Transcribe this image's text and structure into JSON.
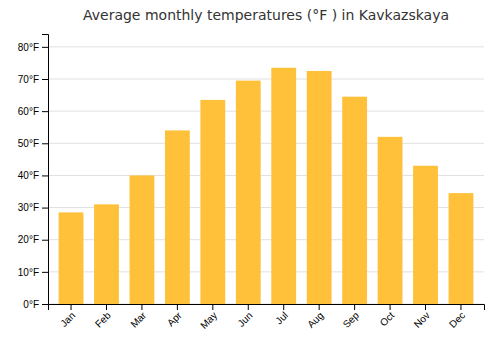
{
  "chart_data": {
    "type": "bar",
    "title": "Average monthly temperatures (°F ) in Kavkazskaya",
    "categories": [
      "Jan",
      "Feb",
      "Mar",
      "Apr",
      "May",
      "Jun",
      "Jul",
      "Aug",
      "Sep",
      "Oct",
      "Nov",
      "Dec"
    ],
    "values": [
      28.5,
      31.0,
      40.0,
      54.0,
      63.5,
      69.5,
      73.5,
      72.5,
      64.5,
      52.0,
      43.0,
      34.5
    ],
    "color": "#FFC03A",
    "ylim": [
      0,
      84
    ],
    "yticks": [
      {
        "value": 0,
        "label": "0°F"
      },
      {
        "value": 10,
        "label": "10°F"
      },
      {
        "value": 20,
        "label": "20°F"
      },
      {
        "value": 30,
        "label": "30°F"
      },
      {
        "value": 40,
        "label": "40°F"
      },
      {
        "value": 50,
        "label": "50°F"
      },
      {
        "value": 60,
        "label": "60°F"
      },
      {
        "value": 70,
        "label": "70°F"
      },
      {
        "value": 80,
        "label": "80°F"
      }
    ],
    "grid": true
  }
}
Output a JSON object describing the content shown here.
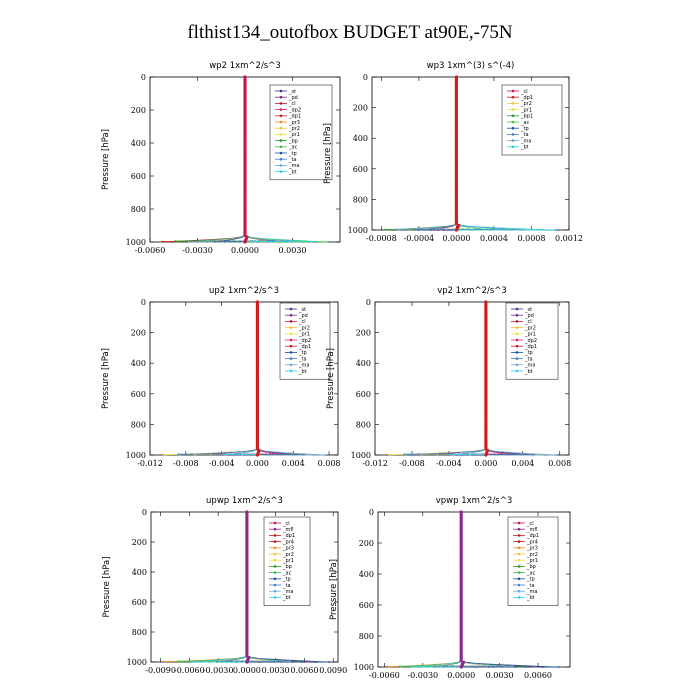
{
  "title": "flthist134_outofbox  BUDGET at90E,-75N",
  "colors": {
    "st": "#4b2d82",
    "pd": "#7a2c8e",
    "cl": "#c21840",
    "dp2": "#e0285a",
    "dp1": "#d01c1c",
    "pr3": "#f08a1a",
    "pr2": "#f5c23a",
    "pr1": "#e8e040",
    "bp": "#2a9a2a",
    "ac": "#3fbf4f",
    "tp": "#1f4f9f",
    "ta": "#3f7fc8",
    "ma": "#6aa6d8",
    "bt": "#30d0e8",
    "mfl": "#8a2a8a",
    "pr4": "#c01a20"
  },
  "chart_data": [
    {
      "type": "line",
      "title": "wp2   1xm^2/s^3",
      "ylabel": "Pressure [hPa]",
      "ylim": [
        1000,
        0
      ],
      "xlim": [
        -0.006,
        0.006
      ],
      "xticks": [
        "-0.0060",
        "-0.0030",
        "0.0000",
        "0.0030"
      ],
      "xtick_values": [
        -0.006,
        -0.003,
        0,
        0.003
      ],
      "yticks": [
        "0",
        "200",
        "400",
        "600",
        "800",
        "1000"
      ],
      "legend": [
        "_st",
        "_pd",
        "_cl",
        "_dp2",
        "_dp1",
        "_pr3",
        "_pr2",
        "_pr1",
        "_bp",
        "_ac",
        "_tp",
        "_ta",
        "_ma",
        "_bt"
      ],
      "legend_keys": [
        "st",
        "pd",
        "cl",
        "dp2",
        "dp1",
        "pr3",
        "pr2",
        "pr1",
        "bp",
        "ac",
        "tp",
        "ta",
        "ma",
        "bt"
      ],
      "dominant": "cl",
      "spread": [
        -0.0055,
        0.0055
      ]
    },
    {
      "type": "line",
      "title": "wp3   1xm^(3) s^(-4)",
      "ylabel": "Pressure [hPa]",
      "ylim": [
        1000,
        0
      ],
      "xlim": [
        -0.0009,
        0.0012
      ],
      "xticks": [
        "-0.0008",
        "-0.0004",
        "0.0000",
        "0.0004",
        "0.0008",
        "0.0012"
      ],
      "xtick_values": [
        -0.0008,
        -0.0004,
        0,
        0.0004,
        0.0008,
        0.0012
      ],
      "yticks": [
        "0",
        "200",
        "400",
        "600",
        "800",
        "1000"
      ],
      "legend": [
        "_cl",
        "_dp1",
        "_pr2",
        "_pr1",
        "_bp1",
        "_ac",
        "_tp",
        "_ta",
        "_ma",
        "_bt"
      ],
      "legend_keys": [
        "cl",
        "dp1",
        "pr2",
        "pr1",
        "bp",
        "ac",
        "tp",
        "ta",
        "ma",
        "bt"
      ],
      "dominant": "dp1",
      "spread": [
        -0.0008,
        0.0011
      ]
    },
    {
      "type": "line",
      "title": "up2   1xm^2/s^3",
      "ylabel": "Pressure [hPa]",
      "ylim": [
        1000,
        0
      ],
      "xlim": [
        -0.012,
        0.009
      ],
      "xticks": [
        "-0.012",
        "-0.008",
        "-0.004",
        "0.000",
        "0.004",
        "0.008"
      ],
      "xtick_values": [
        -0.012,
        -0.008,
        -0.004,
        0,
        0.004,
        0.008
      ],
      "yticks": [
        "0",
        "200",
        "400",
        "600",
        "800",
        "1000"
      ],
      "legend": [
        "_st",
        "_pd",
        "_cl",
        "_pr2",
        "_pr1",
        "_dp2",
        "_dp1",
        "_tp",
        "_ta",
        "_ma",
        "_bt"
      ],
      "legend_keys": [
        "st",
        "pd",
        "cl",
        "pr2",
        "pr1",
        "dp2",
        "dp1",
        "tp",
        "ta",
        "ma",
        "bt"
      ],
      "dominant": "dp1",
      "spread": [
        -0.011,
        0.008
      ]
    },
    {
      "type": "line",
      "title": "vp2   1xm^2/s^3",
      "ylabel": "Pressure [hPa]",
      "ylim": [
        1000,
        0
      ],
      "xlim": [
        -0.012,
        0.009
      ],
      "xticks": [
        "-0.012",
        "-0.008",
        "-0.004",
        "0.000",
        "0.004",
        "0.008"
      ],
      "xtick_values": [
        -0.012,
        -0.008,
        -0.004,
        0,
        0.004,
        0.008
      ],
      "yticks": [
        "0",
        "200",
        "400",
        "600",
        "800",
        "1000"
      ],
      "legend": [
        "_st",
        "_pd",
        "_cl",
        "_pr2",
        "_pr1",
        "_dp2",
        "_dp1",
        "_tp",
        "_ta",
        "_ma",
        "_bt"
      ],
      "legend_keys": [
        "st",
        "pd",
        "cl",
        "pr2",
        "pr1",
        "dp2",
        "dp1",
        "tp",
        "ta",
        "ma",
        "bt"
      ],
      "dominant": "dp1",
      "spread": [
        -0.011,
        0.008
      ]
    },
    {
      "type": "line",
      "title": "upwp   1xm^2/s^3",
      "ylabel": "Pressure [hPa]",
      "ylim": [
        1000,
        0
      ],
      "xlim": [
        -0.01,
        0.0095
      ],
      "xticks": [
        "-0.0090",
        "-0.0060",
        "-0.0030",
        "0.0000",
        "0.0030",
        "0.0060",
        "0.0090"
      ],
      "xtick_values": [
        -0.009,
        -0.006,
        -0.003,
        0,
        0.003,
        0.006,
        0.009
      ],
      "yticks": [
        "0",
        "200",
        "400",
        "600",
        "800",
        "1000"
      ],
      "legend": [
        "_cl",
        "_mfl",
        "_dp1",
        "_pr4",
        "_pr3",
        "_pr2",
        "_pr1",
        "_bp",
        "_ac",
        "_tp",
        "_ta",
        "_ma",
        "_bt"
      ],
      "legend_keys": [
        "cl",
        "mfl",
        "dp1",
        "pr4",
        "pr3",
        "pr2",
        "pr1",
        "bp",
        "ac",
        "tp",
        "ta",
        "ma",
        "bt"
      ],
      "dominant": "mfl",
      "spread": [
        -0.009,
        0.009
      ]
    },
    {
      "type": "line",
      "title": "vpwp   1xm^2/s^3",
      "ylabel": "Pressure [hPa]",
      "ylim": [
        1000,
        0
      ],
      "xlim": [
        -0.0065,
        0.0085
      ],
      "xticks": [
        "-0.0060",
        "-0.0030",
        "0.0000",
        "0.0030",
        "0.0060"
      ],
      "xtick_values": [
        -0.006,
        -0.003,
        0,
        0.003,
        0.006
      ],
      "yticks": [
        "0",
        "200",
        "400",
        "600",
        "800",
        "1000"
      ],
      "legend": [
        "_cl",
        "_mfl",
        "_dp1",
        "_pr4",
        "_pr3",
        "_pr2",
        "_pr1",
        "_bp",
        "_ac",
        "_tp",
        "_ta",
        "_ma",
        "_bt"
      ],
      "legend_keys": [
        "cl",
        "mfl",
        "dp1",
        "pr4",
        "pr3",
        "pr2",
        "pr1",
        "bp",
        "ac",
        "tp",
        "ta",
        "ma",
        "bt"
      ],
      "dominant": "mfl",
      "spread": [
        -0.006,
        0.008
      ]
    }
  ]
}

####

- _Task description_
Pick out lines containing the word "JSON", each one as written.

- _Written response_
Transcribe this image's text and structure into JSON.
Output a JSON object describing the content shown here.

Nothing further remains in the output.